> **PROBLEM TO WORK ON**
Search the data below for the string "기후변화". Extract every line that contains it.

Extracted data entries
* * * * * * *

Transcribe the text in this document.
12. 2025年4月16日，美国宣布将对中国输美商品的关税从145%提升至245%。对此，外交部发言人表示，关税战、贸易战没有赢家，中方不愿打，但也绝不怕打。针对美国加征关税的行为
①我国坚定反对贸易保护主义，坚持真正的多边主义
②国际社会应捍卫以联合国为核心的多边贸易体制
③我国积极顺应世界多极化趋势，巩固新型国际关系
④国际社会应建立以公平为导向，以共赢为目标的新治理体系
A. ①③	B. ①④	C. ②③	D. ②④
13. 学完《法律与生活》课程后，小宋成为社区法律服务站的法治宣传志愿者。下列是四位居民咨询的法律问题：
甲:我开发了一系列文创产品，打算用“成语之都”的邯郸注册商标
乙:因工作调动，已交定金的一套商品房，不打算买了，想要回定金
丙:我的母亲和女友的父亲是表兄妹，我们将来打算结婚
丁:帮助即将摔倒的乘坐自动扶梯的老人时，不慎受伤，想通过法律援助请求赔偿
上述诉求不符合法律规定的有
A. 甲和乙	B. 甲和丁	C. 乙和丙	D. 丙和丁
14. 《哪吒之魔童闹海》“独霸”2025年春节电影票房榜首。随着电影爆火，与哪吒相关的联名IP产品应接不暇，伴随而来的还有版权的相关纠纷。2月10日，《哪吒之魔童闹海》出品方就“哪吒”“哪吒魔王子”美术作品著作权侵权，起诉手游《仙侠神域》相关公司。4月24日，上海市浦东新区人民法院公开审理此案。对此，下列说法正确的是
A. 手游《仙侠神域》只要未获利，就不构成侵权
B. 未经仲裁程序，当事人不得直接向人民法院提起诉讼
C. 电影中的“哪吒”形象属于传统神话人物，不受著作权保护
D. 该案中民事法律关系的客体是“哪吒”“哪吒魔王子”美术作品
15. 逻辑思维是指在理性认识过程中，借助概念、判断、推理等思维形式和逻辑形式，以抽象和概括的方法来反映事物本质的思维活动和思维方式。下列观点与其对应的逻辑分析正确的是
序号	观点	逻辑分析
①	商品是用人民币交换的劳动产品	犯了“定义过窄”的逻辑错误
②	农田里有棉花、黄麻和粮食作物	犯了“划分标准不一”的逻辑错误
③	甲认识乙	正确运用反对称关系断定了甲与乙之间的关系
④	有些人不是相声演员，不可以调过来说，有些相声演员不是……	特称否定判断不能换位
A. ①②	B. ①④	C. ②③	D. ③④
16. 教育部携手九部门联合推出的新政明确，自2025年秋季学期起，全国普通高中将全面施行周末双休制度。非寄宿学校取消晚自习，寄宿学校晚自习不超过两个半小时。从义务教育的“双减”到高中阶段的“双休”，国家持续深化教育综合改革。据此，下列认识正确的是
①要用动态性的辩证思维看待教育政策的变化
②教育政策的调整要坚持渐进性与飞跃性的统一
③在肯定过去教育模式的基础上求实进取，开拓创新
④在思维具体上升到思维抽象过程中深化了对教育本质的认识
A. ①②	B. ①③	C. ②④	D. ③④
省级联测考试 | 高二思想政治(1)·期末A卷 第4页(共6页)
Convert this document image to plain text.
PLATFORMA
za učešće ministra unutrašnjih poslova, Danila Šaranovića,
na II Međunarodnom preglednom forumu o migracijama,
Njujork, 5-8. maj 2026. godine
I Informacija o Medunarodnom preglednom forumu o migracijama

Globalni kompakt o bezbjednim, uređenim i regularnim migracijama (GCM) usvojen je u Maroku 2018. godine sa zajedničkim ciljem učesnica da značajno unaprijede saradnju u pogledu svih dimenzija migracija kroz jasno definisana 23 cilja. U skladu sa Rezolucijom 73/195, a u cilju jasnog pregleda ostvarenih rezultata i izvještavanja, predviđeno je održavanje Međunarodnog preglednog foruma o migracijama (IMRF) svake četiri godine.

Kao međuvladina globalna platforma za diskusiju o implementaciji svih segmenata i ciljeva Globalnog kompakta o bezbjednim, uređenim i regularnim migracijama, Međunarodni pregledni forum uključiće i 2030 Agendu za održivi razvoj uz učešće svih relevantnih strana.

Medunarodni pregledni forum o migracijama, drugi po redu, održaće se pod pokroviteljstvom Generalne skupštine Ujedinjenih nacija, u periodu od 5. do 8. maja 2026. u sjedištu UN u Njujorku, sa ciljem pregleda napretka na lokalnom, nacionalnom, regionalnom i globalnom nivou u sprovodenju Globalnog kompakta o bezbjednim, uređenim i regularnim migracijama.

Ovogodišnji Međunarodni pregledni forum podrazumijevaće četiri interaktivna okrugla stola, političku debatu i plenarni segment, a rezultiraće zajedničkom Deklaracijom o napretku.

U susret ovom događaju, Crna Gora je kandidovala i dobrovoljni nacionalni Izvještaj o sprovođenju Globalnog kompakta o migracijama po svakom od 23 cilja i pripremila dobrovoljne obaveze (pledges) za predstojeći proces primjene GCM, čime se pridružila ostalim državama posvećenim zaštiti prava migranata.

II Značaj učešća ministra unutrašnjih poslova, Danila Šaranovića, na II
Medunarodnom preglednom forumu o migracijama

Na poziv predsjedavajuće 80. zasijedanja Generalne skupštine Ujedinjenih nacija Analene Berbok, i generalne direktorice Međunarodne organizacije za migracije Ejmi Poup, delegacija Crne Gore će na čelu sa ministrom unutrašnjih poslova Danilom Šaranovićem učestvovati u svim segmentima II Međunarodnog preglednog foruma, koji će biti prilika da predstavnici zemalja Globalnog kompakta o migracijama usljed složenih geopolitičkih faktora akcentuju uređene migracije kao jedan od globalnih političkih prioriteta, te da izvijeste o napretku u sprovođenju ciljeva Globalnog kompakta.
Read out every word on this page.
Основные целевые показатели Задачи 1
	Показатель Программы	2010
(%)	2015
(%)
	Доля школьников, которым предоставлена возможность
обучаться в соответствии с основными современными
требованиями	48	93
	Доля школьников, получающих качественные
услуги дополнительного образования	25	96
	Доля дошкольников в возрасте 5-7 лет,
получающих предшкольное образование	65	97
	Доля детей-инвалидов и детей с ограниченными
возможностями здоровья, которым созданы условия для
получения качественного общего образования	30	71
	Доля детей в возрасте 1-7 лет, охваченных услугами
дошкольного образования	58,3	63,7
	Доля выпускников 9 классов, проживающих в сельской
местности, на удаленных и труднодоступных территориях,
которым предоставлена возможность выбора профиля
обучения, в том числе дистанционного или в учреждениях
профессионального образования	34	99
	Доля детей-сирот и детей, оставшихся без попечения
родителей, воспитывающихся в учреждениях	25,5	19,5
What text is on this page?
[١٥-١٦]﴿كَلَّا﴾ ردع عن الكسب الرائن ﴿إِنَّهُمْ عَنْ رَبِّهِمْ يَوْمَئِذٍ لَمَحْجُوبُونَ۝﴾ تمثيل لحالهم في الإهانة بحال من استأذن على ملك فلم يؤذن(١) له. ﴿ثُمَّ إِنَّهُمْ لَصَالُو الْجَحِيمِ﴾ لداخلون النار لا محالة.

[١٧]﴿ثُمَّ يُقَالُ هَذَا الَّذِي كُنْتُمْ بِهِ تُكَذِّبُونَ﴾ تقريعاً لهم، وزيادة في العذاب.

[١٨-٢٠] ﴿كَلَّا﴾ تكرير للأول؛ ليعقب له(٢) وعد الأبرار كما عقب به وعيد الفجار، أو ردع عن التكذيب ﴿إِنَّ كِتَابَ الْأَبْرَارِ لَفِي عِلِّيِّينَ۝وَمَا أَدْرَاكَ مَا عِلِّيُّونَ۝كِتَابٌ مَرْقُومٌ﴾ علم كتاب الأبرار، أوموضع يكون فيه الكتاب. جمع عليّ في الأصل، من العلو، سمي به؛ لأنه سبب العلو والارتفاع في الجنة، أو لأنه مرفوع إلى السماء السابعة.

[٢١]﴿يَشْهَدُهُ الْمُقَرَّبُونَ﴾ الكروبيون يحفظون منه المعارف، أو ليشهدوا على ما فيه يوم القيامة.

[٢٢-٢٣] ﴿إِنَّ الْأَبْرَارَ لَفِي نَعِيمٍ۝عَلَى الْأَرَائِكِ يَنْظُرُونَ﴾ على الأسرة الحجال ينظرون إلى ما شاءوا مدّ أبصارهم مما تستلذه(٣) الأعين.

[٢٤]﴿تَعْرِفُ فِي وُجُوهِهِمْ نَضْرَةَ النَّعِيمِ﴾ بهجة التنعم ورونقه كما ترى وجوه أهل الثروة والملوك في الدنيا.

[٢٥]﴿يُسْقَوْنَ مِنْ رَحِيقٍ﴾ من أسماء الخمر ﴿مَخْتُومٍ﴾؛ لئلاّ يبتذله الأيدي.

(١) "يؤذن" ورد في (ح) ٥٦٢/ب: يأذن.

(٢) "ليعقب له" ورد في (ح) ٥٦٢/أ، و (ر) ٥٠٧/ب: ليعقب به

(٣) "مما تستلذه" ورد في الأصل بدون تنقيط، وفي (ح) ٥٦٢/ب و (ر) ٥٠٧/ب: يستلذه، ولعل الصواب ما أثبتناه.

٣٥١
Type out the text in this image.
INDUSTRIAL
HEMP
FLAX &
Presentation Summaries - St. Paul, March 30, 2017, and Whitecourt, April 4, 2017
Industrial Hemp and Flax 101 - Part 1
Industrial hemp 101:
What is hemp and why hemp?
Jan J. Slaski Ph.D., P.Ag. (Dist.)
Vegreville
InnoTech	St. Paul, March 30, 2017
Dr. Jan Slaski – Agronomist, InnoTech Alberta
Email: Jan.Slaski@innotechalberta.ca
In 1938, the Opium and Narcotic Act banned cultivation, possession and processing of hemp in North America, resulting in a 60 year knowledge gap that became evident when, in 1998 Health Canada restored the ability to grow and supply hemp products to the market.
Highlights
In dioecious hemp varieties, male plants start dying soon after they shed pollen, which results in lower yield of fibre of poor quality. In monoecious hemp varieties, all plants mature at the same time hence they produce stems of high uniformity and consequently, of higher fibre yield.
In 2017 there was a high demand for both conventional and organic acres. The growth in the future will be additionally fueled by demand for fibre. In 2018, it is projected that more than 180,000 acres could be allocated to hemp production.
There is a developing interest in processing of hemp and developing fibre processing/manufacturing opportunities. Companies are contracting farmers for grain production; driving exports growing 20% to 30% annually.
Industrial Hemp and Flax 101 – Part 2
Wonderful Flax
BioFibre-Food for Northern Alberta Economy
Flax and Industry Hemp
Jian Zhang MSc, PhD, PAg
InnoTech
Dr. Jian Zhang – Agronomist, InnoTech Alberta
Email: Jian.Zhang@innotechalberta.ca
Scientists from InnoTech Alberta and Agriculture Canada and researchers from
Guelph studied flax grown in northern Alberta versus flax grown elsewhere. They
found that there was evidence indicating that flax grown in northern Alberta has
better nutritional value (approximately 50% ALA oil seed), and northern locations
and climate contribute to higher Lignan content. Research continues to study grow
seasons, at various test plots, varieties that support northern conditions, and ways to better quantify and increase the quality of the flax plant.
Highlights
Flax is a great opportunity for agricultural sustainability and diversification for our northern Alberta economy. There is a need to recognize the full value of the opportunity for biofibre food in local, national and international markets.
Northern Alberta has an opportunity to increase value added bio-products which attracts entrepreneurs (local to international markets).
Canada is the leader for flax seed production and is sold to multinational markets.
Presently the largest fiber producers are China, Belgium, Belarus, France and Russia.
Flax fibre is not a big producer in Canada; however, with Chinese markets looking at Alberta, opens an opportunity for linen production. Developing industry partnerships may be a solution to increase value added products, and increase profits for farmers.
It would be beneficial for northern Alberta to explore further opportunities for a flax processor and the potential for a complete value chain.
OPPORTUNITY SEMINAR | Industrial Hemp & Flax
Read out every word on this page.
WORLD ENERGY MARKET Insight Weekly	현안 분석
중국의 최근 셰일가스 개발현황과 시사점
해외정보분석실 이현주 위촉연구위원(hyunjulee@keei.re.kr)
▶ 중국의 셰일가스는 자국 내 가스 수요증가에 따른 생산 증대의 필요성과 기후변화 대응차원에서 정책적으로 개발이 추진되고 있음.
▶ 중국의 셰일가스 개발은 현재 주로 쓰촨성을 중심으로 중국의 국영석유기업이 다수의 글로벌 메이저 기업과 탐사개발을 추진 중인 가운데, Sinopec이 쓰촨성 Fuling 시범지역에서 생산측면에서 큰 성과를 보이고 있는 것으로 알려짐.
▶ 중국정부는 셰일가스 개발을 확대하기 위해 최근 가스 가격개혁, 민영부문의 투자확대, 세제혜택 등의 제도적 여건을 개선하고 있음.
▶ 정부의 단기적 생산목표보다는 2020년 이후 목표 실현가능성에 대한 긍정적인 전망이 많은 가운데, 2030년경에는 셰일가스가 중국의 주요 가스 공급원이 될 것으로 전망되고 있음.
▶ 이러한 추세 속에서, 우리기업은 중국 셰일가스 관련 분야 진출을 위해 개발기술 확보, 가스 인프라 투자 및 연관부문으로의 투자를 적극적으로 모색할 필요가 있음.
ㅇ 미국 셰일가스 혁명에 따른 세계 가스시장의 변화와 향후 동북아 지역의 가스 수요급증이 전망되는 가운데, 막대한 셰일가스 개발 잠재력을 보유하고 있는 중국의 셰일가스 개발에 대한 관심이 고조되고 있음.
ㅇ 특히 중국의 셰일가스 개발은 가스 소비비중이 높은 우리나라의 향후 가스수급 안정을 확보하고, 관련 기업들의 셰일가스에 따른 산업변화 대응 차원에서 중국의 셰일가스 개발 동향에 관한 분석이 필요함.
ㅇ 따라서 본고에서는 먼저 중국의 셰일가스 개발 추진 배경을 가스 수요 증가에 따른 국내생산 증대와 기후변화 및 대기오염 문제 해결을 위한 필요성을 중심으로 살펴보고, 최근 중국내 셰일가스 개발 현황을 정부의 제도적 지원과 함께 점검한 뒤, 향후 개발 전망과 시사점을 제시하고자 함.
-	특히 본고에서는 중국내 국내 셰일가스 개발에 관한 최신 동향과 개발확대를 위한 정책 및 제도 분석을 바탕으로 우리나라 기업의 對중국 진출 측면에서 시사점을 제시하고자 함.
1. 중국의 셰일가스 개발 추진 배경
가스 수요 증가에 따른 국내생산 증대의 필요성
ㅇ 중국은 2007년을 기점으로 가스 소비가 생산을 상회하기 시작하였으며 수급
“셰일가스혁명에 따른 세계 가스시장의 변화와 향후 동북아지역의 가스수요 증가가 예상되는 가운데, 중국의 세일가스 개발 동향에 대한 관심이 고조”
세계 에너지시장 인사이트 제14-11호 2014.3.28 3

* * * * * * *

> **COMPLETE RESPONSE**
▶ 중국의 셰일가스는 자국 내 가스 수요증가에 따른 생산 증대의 필요성과 기후변화 대응차원에서 정책적으로 개발이 추진되고 있음.
ㅇ 따라서 본고에서는 먼저 중국의 셰일가스 개발 추진 배경을 가스 수요 증가에 따른 국내생산 증대와 기후변화 및 대기오염 문제 해결을 위한 필요성을 중심으로 살펴보고, 최근 중국내 셰일가스 개발 현황을 정부의 제도적 지원과 함께 점검한 뒤, 향후 개발 전망과 시사점을 제시하고자 함.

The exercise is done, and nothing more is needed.